=== Data supplied ===

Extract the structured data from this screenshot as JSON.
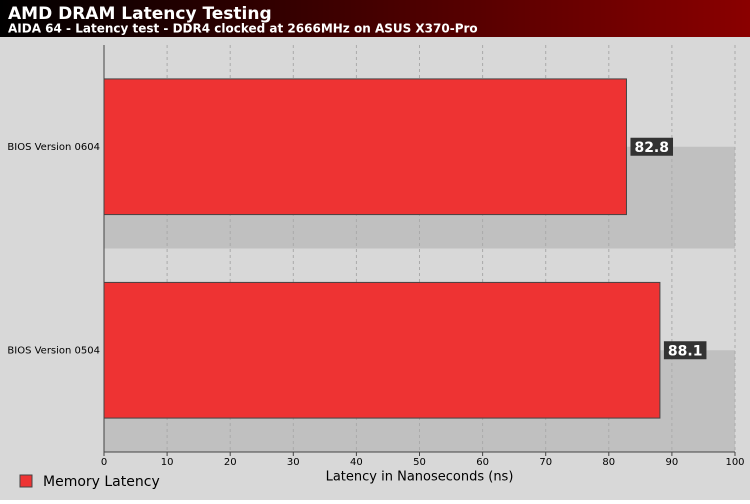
{
  "chart_data": {
    "type": "bar",
    "orientation": "horizontal",
    "title": "AMD DRAM Latency Testing",
    "subtitle": "AIDA 64 - Latency test - DDR4 clocked at 2666MHz on ASUS X370-Pro",
    "categories": [
      "BIOS Version 0604",
      "BIOS Version 0504"
    ],
    "series": [
      {
        "name": "Memory Latency",
        "color": "#ee3333",
        "values": [
          82.8,
          88.1
        ]
      }
    ],
    "xlabel": "Latency in Nanoseconds (ns)",
    "xlim": [
      0,
      100
    ],
    "xticks": [
      0,
      10,
      20,
      30,
      40,
      50,
      60,
      70,
      80,
      90,
      100
    ],
    "grid": true,
    "legend": "bottom-left"
  }
}
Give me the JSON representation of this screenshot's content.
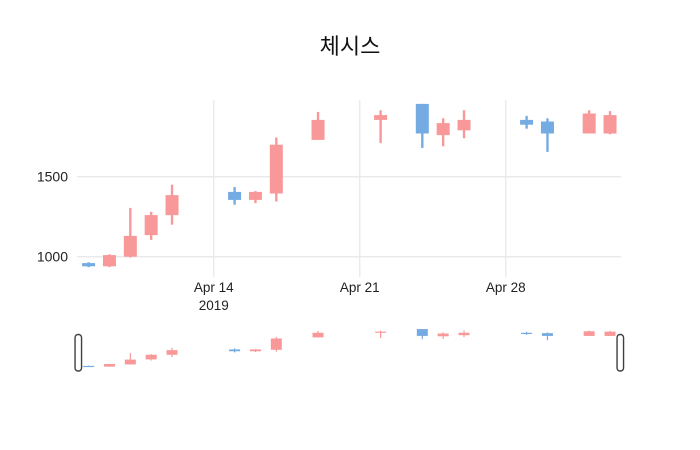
{
  "title": "체시스",
  "colors": {
    "increasing": "#f89898",
    "decreasing": "#74abe2",
    "grid": "#e9e9e9",
    "tick_text": "#222222",
    "title_text": "#111111",
    "handle_border": "#404040",
    "background": "#ffffff"
  },
  "y_axis": {
    "ticks": [
      {
        "label": "1500",
        "value": 1500
      },
      {
        "label": "1000",
        "value": 1000
      }
    ]
  },
  "x_axis": {
    "ticks": [
      {
        "label": "Apr 14",
        "sublabel": "2019",
        "date": "2019-04-14"
      },
      {
        "label": "Apr 21",
        "sublabel": "",
        "date": "2019-04-21"
      },
      {
        "label": "Apr 28",
        "sublabel": "",
        "date": "2019-04-28"
      }
    ]
  },
  "rangeslider": {
    "visible": true,
    "selected_range": [
      "2019-04-07",
      "2019-05-04"
    ]
  },
  "chart_data": {
    "type": "candlestick",
    "title": "체시스",
    "xlabel": "",
    "ylabel": "",
    "xlim": [
      "2019-04-07",
      "2019-05-04"
    ],
    "ylim": [
      873,
      1979
    ],
    "grid": true,
    "legend": false,
    "up_color": "#f89898",
    "down_color": "#74abe2",
    "x": [
      "2019-04-08",
      "2019-04-09",
      "2019-04-10",
      "2019-04-11",
      "2019-04-12",
      "2019-04-15",
      "2019-04-16",
      "2019-04-17",
      "2019-04-19",
      "2019-04-22",
      "2019-04-24",
      "2019-04-25",
      "2019-04-26",
      "2019-04-29",
      "2019-04-30",
      "2019-05-02",
      "2019-05-03"
    ],
    "ohlc": [
      {
        "date": "2019-04-08",
        "open": 960,
        "high": 965,
        "low": 935,
        "close": 940
      },
      {
        "date": "2019-04-09",
        "open": 940,
        "high": 1015,
        "low": 935,
        "close": 1010
      },
      {
        "date": "2019-04-10",
        "open": 1000,
        "high": 1305,
        "low": 995,
        "close": 1130
      },
      {
        "date": "2019-04-11",
        "open": 1135,
        "high": 1280,
        "low": 1105,
        "close": 1260
      },
      {
        "date": "2019-04-12",
        "open": 1260,
        "high": 1450,
        "low": 1200,
        "close": 1385
      },
      {
        "date": "2019-04-15",
        "open": 1405,
        "high": 1435,
        "low": 1325,
        "close": 1355
      },
      {
        "date": "2019-04-16",
        "open": 1355,
        "high": 1410,
        "low": 1335,
        "close": 1405
      },
      {
        "date": "2019-04-17",
        "open": 1395,
        "high": 1745,
        "low": 1345,
        "close": 1700
      },
      {
        "date": "2019-04-19",
        "open": 1730,
        "high": 1905,
        "low": 1730,
        "close": 1855
      },
      {
        "date": "2019-04-22",
        "open": 1855,
        "high": 1915,
        "low": 1710,
        "close": 1885
      },
      {
        "date": "2019-04-24",
        "open": 1955,
        "high": 1955,
        "low": 1680,
        "close": 1770
      },
      {
        "date": "2019-04-25",
        "open": 1760,
        "high": 1865,
        "low": 1690,
        "close": 1835
      },
      {
        "date": "2019-04-26",
        "open": 1790,
        "high": 1915,
        "low": 1740,
        "close": 1855
      },
      {
        "date": "2019-04-29",
        "open": 1855,
        "high": 1880,
        "low": 1800,
        "close": 1825
      },
      {
        "date": "2019-04-30",
        "open": 1845,
        "high": 1865,
        "low": 1655,
        "close": 1770
      },
      {
        "date": "2019-05-02",
        "open": 1770,
        "high": 1915,
        "low": 1770,
        "close": 1895
      },
      {
        "date": "2019-05-03",
        "open": 1770,
        "high": 1910,
        "low": 1765,
        "close": 1885
      }
    ]
  }
}
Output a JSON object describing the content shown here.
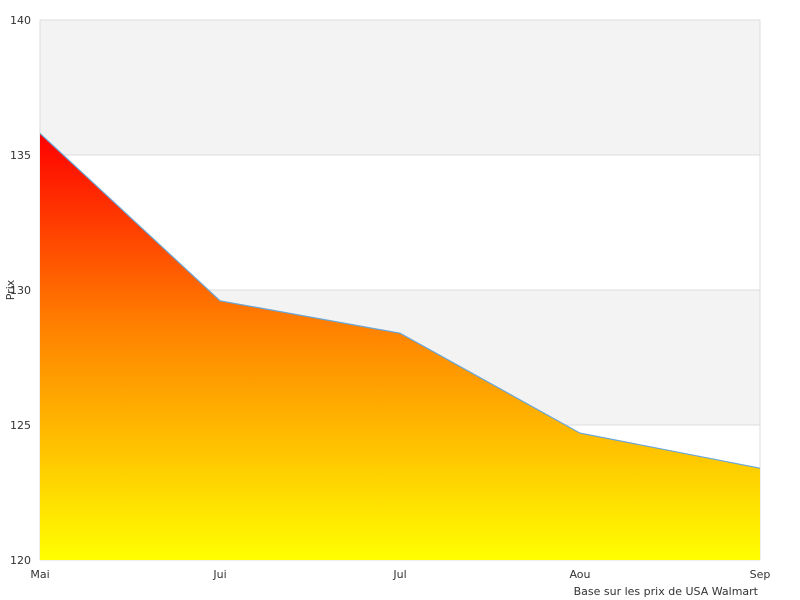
{
  "chart_data": {
    "type": "area",
    "title": "",
    "xlabel": "",
    "ylabel": "Prix",
    "categories": [
      "Mai",
      "Jui",
      "Jul",
      "Aou",
      "Sep"
    ],
    "series": [
      {
        "values": [
          135.8,
          129.6,
          128.4,
          124.7,
          123.4
        ]
      }
    ],
    "ylim": [
      120,
      140
    ],
    "yticks": [
      "120",
      "125",
      "130",
      "135",
      "140"
    ],
    "grid": "horizontal alternating bands",
    "legend": "none",
    "note": "Base sur les prix de USA Walmart",
    "colors": {
      "band": "#f3f3f3",
      "grid": "#dddddd",
      "line": "#6aa6d6",
      "fill_top": "#ff0000",
      "fill_mid": "#ff8000",
      "fill_bottom": "#ffff00"
    }
  }
}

===

[Stated exercise] Extract only the lines from the line containing "Output a JSON" through the final line of the listing above, unchanged; pictures stay out of the copy.

[Answer to the problem]
Output a JSON object describing the content shown here.
{
  "chart_data": {
    "type": "area",
    "title": "",
    "xlabel": "",
    "ylabel": "Prix",
    "categories": [
      "Mai",
      "Jui",
      "Jul",
      "Aou",
      "Sep"
    ],
    "series": [
      {
        "values": [
          135.8,
          129.6,
          128.4,
          124.7,
          123.4
        ]
      }
    ],
    "ylim": [
      120,
      140
    ],
    "yticks": [
      "120",
      "125",
      "130",
      "135",
      "140"
    ],
    "grid": "horizontal alternating bands",
    "legend": "none",
    "note": "Base sur les prix de USA Walmart",
    "colors": {
      "band": "#f3f3f3",
      "grid": "#dddddd",
      "line": "#6aa6d6",
      "fill_top": "#ff0000",
      "fill_mid": "#ff8000",
      "fill_bottom": "#ffff00"
    }
  }
}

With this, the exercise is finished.